ITEMS:
^^^^^^^^^^^^^^^^
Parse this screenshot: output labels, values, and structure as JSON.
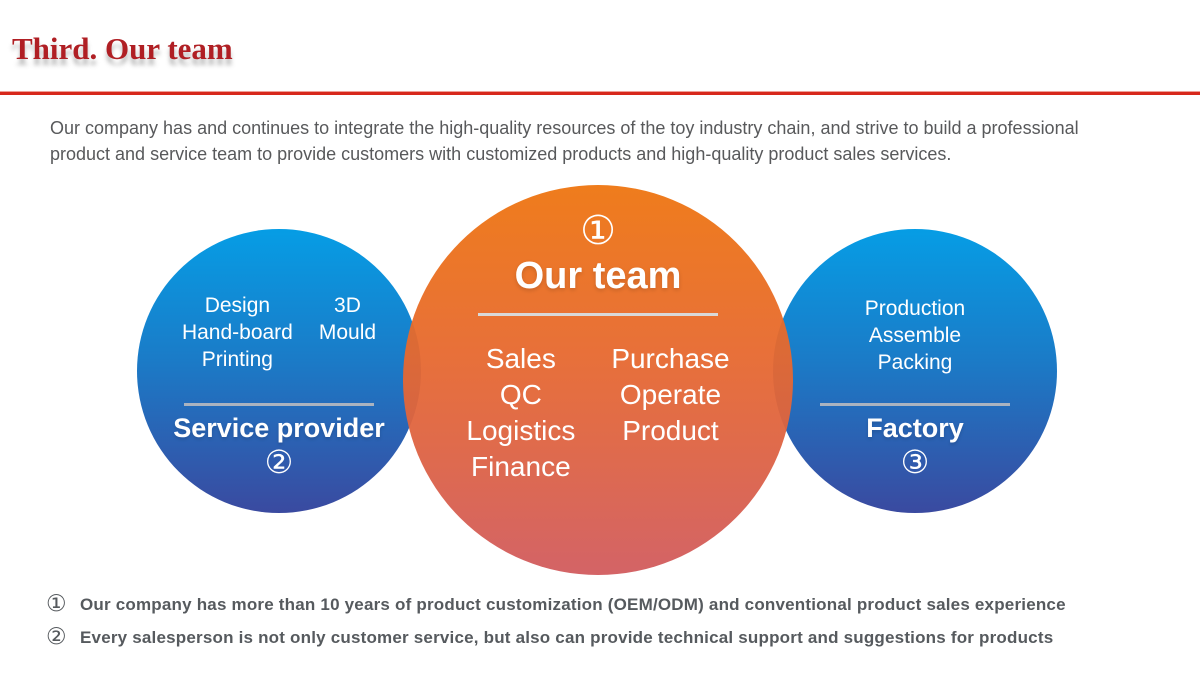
{
  "header": {
    "title": "Third. Our team"
  },
  "intro": {
    "text": "Our company has and continues to integrate the high-quality resources of the toy industry chain, and strive to build a professional product and service team to provide customers with customized products and high-quality product sales services."
  },
  "circles": {
    "our_team": {
      "number": "①",
      "label": "Our team",
      "col1": [
        "Sales",
        "QC",
        "Logistics",
        "Finance"
      ],
      "col2": [
        "Purchase",
        "Operate",
        "Product"
      ]
    },
    "service_provider": {
      "number": "②",
      "label": "Service provider",
      "col1": [
        "Design",
        "Hand-board",
        "Printing"
      ],
      "col2": [
        "3D",
        "Mould"
      ]
    },
    "factory": {
      "number": "③",
      "label": "Factory",
      "items": [
        "Production",
        "Assemble",
        "Packing"
      ]
    }
  },
  "notes": [
    {
      "number": "①",
      "text": "Our company has more than 10 years of product customization (OEM/ODM) and conventional product sales experience"
    },
    {
      "number": "②",
      "text": "Every salesperson is not only customer service, but also can provide technical support and suggestions for products"
    }
  ],
  "colors": {
    "title_red": "#b01f24",
    "rule_red": "#d7281c",
    "body_gray": "#58595b",
    "note_gray": "#565a5e",
    "blue_top": "#069de5",
    "blue_bottom": "#3a4aa0",
    "orange_top": "#ee7510",
    "orange_bottom": "#d15b5e",
    "divider_light": "#aab3c0",
    "divider_orange": "#d9d9d9",
    "circle_text": "#ffffff"
  }
}
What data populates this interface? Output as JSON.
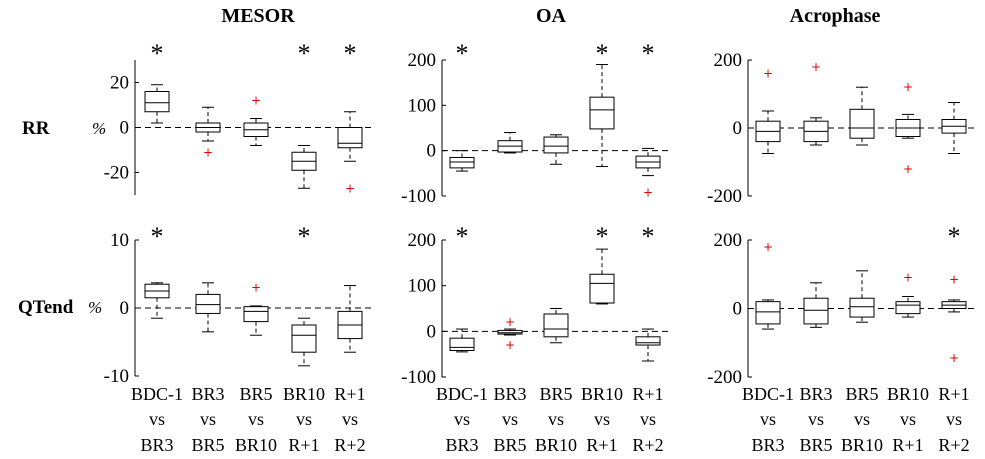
{
  "figure": {
    "column_titles": [
      "MESOR",
      "OA",
      "Acrophase"
    ],
    "row_labels": [
      "RR",
      "QTend"
    ],
    "unit": "%",
    "comparison_labels": [
      [
        "BDC-1",
        "vs",
        "BR3"
      ],
      [
        "BR3",
        "vs",
        "BR5"
      ],
      [
        "BR5",
        "vs",
        "BR10"
      ],
      [
        "BR10",
        "vs",
        "R+1"
      ],
      [
        "R+1",
        "vs",
        "R+2"
      ]
    ]
  },
  "chart_data": [
    {
      "type": "box",
      "title": "MESOR",
      "row": "RR",
      "ylim": [
        -30,
        30
      ],
      "yticks": [
        -20,
        0,
        20
      ],
      "ytick_labels": [
        "-20",
        "0",
        "20"
      ],
      "categories": [
        "BDC-1 vs BR3",
        "BR3 vs BR5",
        "BR5 vs BR10",
        "BR10 vs R+1",
        "R+1 vs R+2"
      ],
      "zero_line": "dashed",
      "boxes": [
        {
          "whisker_low": 2,
          "q1": 7,
          "median": 11,
          "q3": 16,
          "whisker_high": 19,
          "outliers": [],
          "star": true
        },
        {
          "whisker_low": -6,
          "q1": -2,
          "median": 0,
          "q3": 2,
          "whisker_high": 9,
          "outliers": [
            -11
          ],
          "star": false
        },
        {
          "whisker_low": -8,
          "q1": -4,
          "median": -1,
          "q3": 2,
          "whisker_high": 4,
          "outliers": [
            12
          ],
          "star": false
        },
        {
          "whisker_low": -27,
          "q1": -19,
          "median": -15,
          "q3": -11,
          "whisker_high": -8,
          "outliers": [],
          "star": true
        },
        {
          "whisker_low": -15,
          "q1": -9,
          "median": -7,
          "q3": 0,
          "whisker_high": 7,
          "outliers": [
            -27
          ],
          "star": true
        }
      ]
    },
    {
      "type": "box",
      "title": "OA",
      "row": "RR",
      "ylim": [
        -100,
        200
      ],
      "yticks": [
        -100,
        0,
        100,
        200
      ],
      "ytick_labels": [
        "-100",
        "0",
        "100",
        "200"
      ],
      "categories": [
        "BDC-1 vs BR3",
        "BR3 vs BR5",
        "BR5 vs BR10",
        "BR10 vs R+1",
        "R+1 vs R+2"
      ],
      "zero_line": "dashed",
      "boxes": [
        {
          "whisker_low": -45,
          "q1": -38,
          "median": -25,
          "q3": -15,
          "whisker_high": 0,
          "outliers": [],
          "star": true
        },
        {
          "whisker_low": -5,
          "q1": -3,
          "median": 10,
          "q3": 22,
          "whisker_high": 40,
          "outliers": [],
          "star": false
        },
        {
          "whisker_low": -30,
          "q1": -5,
          "median": 10,
          "q3": 30,
          "whisker_high": 35,
          "outliers": [],
          "star": false
        },
        {
          "whisker_low": -35,
          "q1": 48,
          "median": 90,
          "q3": 118,
          "whisker_high": 190,
          "outliers": [],
          "star": true
        },
        {
          "whisker_low": -55,
          "q1": -38,
          "median": -25,
          "q3": -12,
          "whisker_high": 5,
          "outliers": [
            -92
          ],
          "star": true
        }
      ]
    },
    {
      "type": "box",
      "title": "Acrophase",
      "row": "RR",
      "ylim": [
        -200,
        200
      ],
      "yticks": [
        -200,
        0,
        200
      ],
      "ytick_labels": [
        "-200",
        "0",
        "200"
      ],
      "categories": [
        "BDC-1 vs BR3",
        "BR3 vs BR5",
        "BR5 vs BR10",
        "BR10 vs R+1",
        "R+1 vs R+2"
      ],
      "zero_line": "dashed",
      "boxes": [
        {
          "whisker_low": -75,
          "q1": -40,
          "median": -10,
          "q3": 20,
          "whisker_high": 50,
          "outliers": [
            160
          ],
          "star": false
        },
        {
          "whisker_low": -50,
          "q1": -40,
          "median": -10,
          "q3": 20,
          "whisker_high": 30,
          "outliers": [
            180
          ],
          "star": false
        },
        {
          "whisker_low": -50,
          "q1": -30,
          "median": 0,
          "q3": 55,
          "whisker_high": 120,
          "outliers": [],
          "star": false
        },
        {
          "whisker_low": -30,
          "q1": -25,
          "median": 0,
          "q3": 25,
          "whisker_high": 40,
          "outliers": [
            120,
            -120
          ],
          "star": false
        },
        {
          "whisker_low": -75,
          "q1": -15,
          "median": 5,
          "q3": 25,
          "whisker_high": 75,
          "outliers": [],
          "star": false
        }
      ]
    },
    {
      "type": "box",
      "title": "MESOR",
      "row": "QTend",
      "ylim": [
        -10,
        10
      ],
      "yticks": [
        -10,
        0,
        10
      ],
      "ytick_labels": [
        "-10",
        "0",
        "10"
      ],
      "categories": [
        "BDC-1 vs BR3",
        "BR3 vs BR5",
        "BR5 vs BR10",
        "BR10 vs R+1",
        "R+1 vs R+2"
      ],
      "zero_line": "dashed",
      "boxes": [
        {
          "whisker_low": -1.5,
          "q1": 1.5,
          "median": 2.5,
          "q3": 3.5,
          "whisker_high": 3.7,
          "outliers": [],
          "star": true
        },
        {
          "whisker_low": -3.5,
          "q1": -0.8,
          "median": 0.5,
          "q3": 2,
          "whisker_high": 3.7,
          "outliers": [],
          "star": false
        },
        {
          "whisker_low": -4,
          "q1": -2,
          "median": -0.5,
          "q3": 0.2,
          "whisker_high": 0.3,
          "outliers": [
            3
          ],
          "star": false
        },
        {
          "whisker_low": -8.5,
          "q1": -6.5,
          "median": -4,
          "q3": -2.5,
          "whisker_high": -1.5,
          "outliers": [],
          "star": true
        },
        {
          "whisker_low": -6.5,
          "q1": -4.5,
          "median": -2.5,
          "q3": -0.5,
          "whisker_high": 3.3,
          "outliers": [],
          "star": false
        }
      ]
    },
    {
      "type": "box",
      "title": "OA",
      "row": "QTend",
      "ylim": [
        -100,
        200
      ],
      "yticks": [
        -100,
        0,
        100,
        200
      ],
      "ytick_labels": [
        "-100",
        "0",
        "100",
        "200"
      ],
      "categories": [
        "BDC-1 vs BR3",
        "BR3 vs BR5",
        "BR5 vs BR10",
        "BR10 vs R+1",
        "R+1 vs R+2"
      ],
      "zero_line": "dashed",
      "boxes": [
        {
          "whisker_low": -45,
          "q1": -42,
          "median": -35,
          "q3": -15,
          "whisker_high": 5,
          "outliers": [],
          "star": true
        },
        {
          "whisker_low": -8,
          "q1": -6,
          "median": -3,
          "q3": 2,
          "whisker_high": 5,
          "outliers": [
            20,
            -30
          ],
          "star": false
        },
        {
          "whisker_low": -25,
          "q1": -12,
          "median": 5,
          "q3": 38,
          "whisker_high": 50,
          "outliers": [],
          "star": false
        },
        {
          "whisker_low": 60,
          "q1": 62,
          "median": 105,
          "q3": 125,
          "whisker_high": 180,
          "outliers": [],
          "star": true
        },
        {
          "whisker_low": -65,
          "q1": -30,
          "median": -25,
          "q3": -12,
          "whisker_high": 5,
          "outliers": [],
          "star": true
        }
      ]
    },
    {
      "type": "box",
      "title": "Acrophase",
      "row": "QTend",
      "ylim": [
        -200,
        200
      ],
      "yticks": [
        -200,
        0,
        200
      ],
      "ytick_labels": [
        "-200",
        "0",
        "200"
      ],
      "categories": [
        "BDC-1 vs BR3",
        "BR3 vs BR5",
        "BR5 vs BR10",
        "BR10 vs R+1",
        "R+1 vs R+2"
      ],
      "zero_line": "dashed",
      "boxes": [
        {
          "whisker_low": -60,
          "q1": -45,
          "median": -10,
          "q3": 20,
          "whisker_high": 25,
          "outliers": [
            180
          ],
          "star": false
        },
        {
          "whisker_low": -55,
          "q1": -45,
          "median": -5,
          "q3": 30,
          "whisker_high": 75,
          "outliers": [],
          "star": false
        },
        {
          "whisker_low": -40,
          "q1": -25,
          "median": 5,
          "q3": 30,
          "whisker_high": 110,
          "outliers": [],
          "star": false
        },
        {
          "whisker_low": -25,
          "q1": -15,
          "median": 10,
          "q3": 20,
          "whisker_high": 35,
          "outliers": [
            90
          ],
          "star": false
        },
        {
          "whisker_low": -10,
          "q1": 0,
          "median": 10,
          "q3": 20,
          "whisker_high": 25,
          "outliers": [
            85,
            -145
          ],
          "star": true
        }
      ]
    }
  ]
}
^^^^^^^^^^^^^^^^
PROBLEM DESCRIPTION:
Pull out each line of the entries that contains "JSON".

TASK ANSWER:
Parse this screenshot: output labels, values, and structure as JSON.
What data populates this interface? Output as JSON.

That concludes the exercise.